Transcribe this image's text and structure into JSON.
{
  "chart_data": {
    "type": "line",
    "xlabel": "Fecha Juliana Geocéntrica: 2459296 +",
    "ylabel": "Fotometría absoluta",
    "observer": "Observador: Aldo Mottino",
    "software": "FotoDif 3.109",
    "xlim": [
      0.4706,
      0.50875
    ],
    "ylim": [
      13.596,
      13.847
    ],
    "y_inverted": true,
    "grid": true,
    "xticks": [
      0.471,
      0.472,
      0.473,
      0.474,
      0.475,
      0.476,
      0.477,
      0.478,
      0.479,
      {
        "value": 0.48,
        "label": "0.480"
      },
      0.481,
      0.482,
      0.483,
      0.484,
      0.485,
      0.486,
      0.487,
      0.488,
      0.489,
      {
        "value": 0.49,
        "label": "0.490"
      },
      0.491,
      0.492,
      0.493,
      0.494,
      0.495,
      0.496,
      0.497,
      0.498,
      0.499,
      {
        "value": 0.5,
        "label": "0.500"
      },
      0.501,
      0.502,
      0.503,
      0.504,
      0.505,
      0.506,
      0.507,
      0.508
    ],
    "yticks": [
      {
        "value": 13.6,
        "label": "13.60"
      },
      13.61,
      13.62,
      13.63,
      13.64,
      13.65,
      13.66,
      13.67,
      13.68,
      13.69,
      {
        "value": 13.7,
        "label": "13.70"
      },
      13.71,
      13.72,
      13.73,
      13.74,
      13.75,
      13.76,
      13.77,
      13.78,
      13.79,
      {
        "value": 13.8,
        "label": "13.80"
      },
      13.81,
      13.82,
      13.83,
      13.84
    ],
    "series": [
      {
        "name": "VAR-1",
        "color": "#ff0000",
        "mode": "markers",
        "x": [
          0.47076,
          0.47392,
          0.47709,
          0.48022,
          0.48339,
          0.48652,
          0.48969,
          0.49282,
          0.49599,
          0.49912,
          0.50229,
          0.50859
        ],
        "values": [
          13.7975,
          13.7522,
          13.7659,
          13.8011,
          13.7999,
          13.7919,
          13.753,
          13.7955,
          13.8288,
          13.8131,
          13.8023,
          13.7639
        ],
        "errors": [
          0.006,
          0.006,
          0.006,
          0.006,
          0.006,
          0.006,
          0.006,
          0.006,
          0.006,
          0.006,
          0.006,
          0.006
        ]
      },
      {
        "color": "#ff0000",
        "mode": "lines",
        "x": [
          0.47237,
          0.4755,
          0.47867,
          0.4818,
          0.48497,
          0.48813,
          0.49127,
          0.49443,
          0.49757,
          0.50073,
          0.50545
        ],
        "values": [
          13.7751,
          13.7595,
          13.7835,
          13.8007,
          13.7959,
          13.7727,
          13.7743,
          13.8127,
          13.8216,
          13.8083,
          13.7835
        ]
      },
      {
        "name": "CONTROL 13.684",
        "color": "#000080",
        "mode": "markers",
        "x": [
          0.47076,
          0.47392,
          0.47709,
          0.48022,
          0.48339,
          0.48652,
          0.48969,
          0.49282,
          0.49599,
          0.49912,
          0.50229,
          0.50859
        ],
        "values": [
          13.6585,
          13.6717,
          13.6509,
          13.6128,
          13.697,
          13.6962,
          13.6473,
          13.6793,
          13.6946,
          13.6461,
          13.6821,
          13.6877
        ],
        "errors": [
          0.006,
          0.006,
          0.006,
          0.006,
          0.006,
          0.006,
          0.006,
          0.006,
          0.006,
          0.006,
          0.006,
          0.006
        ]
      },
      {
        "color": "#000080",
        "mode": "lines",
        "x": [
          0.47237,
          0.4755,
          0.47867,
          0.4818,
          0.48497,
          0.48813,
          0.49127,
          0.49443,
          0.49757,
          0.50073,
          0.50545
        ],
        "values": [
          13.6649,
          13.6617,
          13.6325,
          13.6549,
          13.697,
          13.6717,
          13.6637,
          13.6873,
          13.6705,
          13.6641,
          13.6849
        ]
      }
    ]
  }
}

+++++

## Exercise description:
Retype each record exactly, leaving nothing out.

## Answer to the problem:
Transcribe this image's text and structure into JSON.
{
  "chart_data": {
    "type": "line",
    "xlabel": "Fecha Juliana Geocéntrica: 2459296 +",
    "ylabel": "Fotometría absoluta",
    "observer": "Observador: Aldo Mottino",
    "software": "FotoDif 3.109",
    "xlim": [
      0.4706,
      0.50875
    ],
    "ylim": [
      13.596,
      13.847
    ],
    "y_inverted": true,
    "grid": true,
    "xticks": [
      0.471,
      0.472,
      0.473,
      0.474,
      0.475,
      0.476,
      0.477,
      0.478,
      0.479,
      {
        "value": 0.48,
        "label": "0.480"
      },
      0.481,
      0.482,
      0.483,
      0.484,
      0.485,
      0.486,
      0.487,
      0.488,
      0.489,
      {
        "value": 0.49,
        "label": "0.490"
      },
      0.491,
      0.492,
      0.493,
      0.494,
      0.495,
      0.496,
      0.497,
      0.498,
      0.499,
      {
        "value": 0.5,
        "label": "0.500"
      },
      0.501,
      0.502,
      0.503,
      0.504,
      0.505,
      0.506,
      0.507,
      0.508
    ],
    "yticks": [
      {
        "value": 13.6,
        "label": "13.60"
      },
      13.61,
      13.62,
      13.63,
      13.64,
      13.65,
      13.66,
      13.67,
      13.68,
      13.69,
      {
        "value": 13.7,
        "label": "13.70"
      },
      13.71,
      13.72,
      13.73,
      13.74,
      13.75,
      13.76,
      13.77,
      13.78,
      13.79,
      {
        "value": 13.8,
        "label": "13.80"
      },
      13.81,
      13.82,
      13.83,
      13.84
    ],
    "series": [
      {
        "name": "VAR-1",
        "color": "#ff0000",
        "mode": "markers",
        "x": [
          0.47076,
          0.47392,
          0.47709,
          0.48022,
          0.48339,
          0.48652,
          0.48969,
          0.49282,
          0.49599,
          0.49912,
          0.50229,
          0.50859
        ],
        "values": [
          13.7975,
          13.7522,
          13.7659,
          13.8011,
          13.7999,
          13.7919,
          13.753,
          13.7955,
          13.8288,
          13.8131,
          13.8023,
          13.7639
        ],
        "errors": [
          0.006,
          0.006,
          0.006,
          0.006,
          0.006,
          0.006,
          0.006,
          0.006,
          0.006,
          0.006,
          0.006,
          0.006
        ]
      },
      {
        "color": "#ff0000",
        "mode": "lines",
        "x": [
          0.47237,
          0.4755,
          0.47867,
          0.4818,
          0.48497,
          0.48813,
          0.49127,
          0.49443,
          0.49757,
          0.50073,
          0.50545
        ],
        "values": [
          13.7751,
          13.7595,
          13.7835,
          13.8007,
          13.7959,
          13.7727,
          13.7743,
          13.8127,
          13.8216,
          13.8083,
          13.7835
        ]
      },
      {
        "name": "CONTROL 13.684",
        "color": "#000080",
        "mode": "markers",
        "x": [
          0.47076,
          0.47392,
          0.47709,
          0.48022,
          0.48339,
          0.48652,
          0.48969,
          0.49282,
          0.49599,
          0.49912,
          0.50229,
          0.50859
        ],
        "values": [
          13.6585,
          13.6717,
          13.6509,
          13.6128,
          13.697,
          13.6962,
          13.6473,
          13.6793,
          13.6946,
          13.6461,
          13.6821,
          13.6877
        ],
        "errors": [
          0.006,
          0.006,
          0.006,
          0.006,
          0.006,
          0.006,
          0.006,
          0.006,
          0.006,
          0.006,
          0.006,
          0.006
        ]
      },
      {
        "color": "#000080",
        "mode": "lines",
        "x": [
          0.47237,
          0.4755,
          0.47867,
          0.4818,
          0.48497,
          0.48813,
          0.49127,
          0.49443,
          0.49757,
          0.50073,
          0.50545
        ],
        "values": [
          13.6649,
          13.6617,
          13.6325,
          13.6549,
          13.697,
          13.6717,
          13.6637,
          13.6873,
          13.6705,
          13.6641,
          13.6849
        ]
      }
    ]
  }
}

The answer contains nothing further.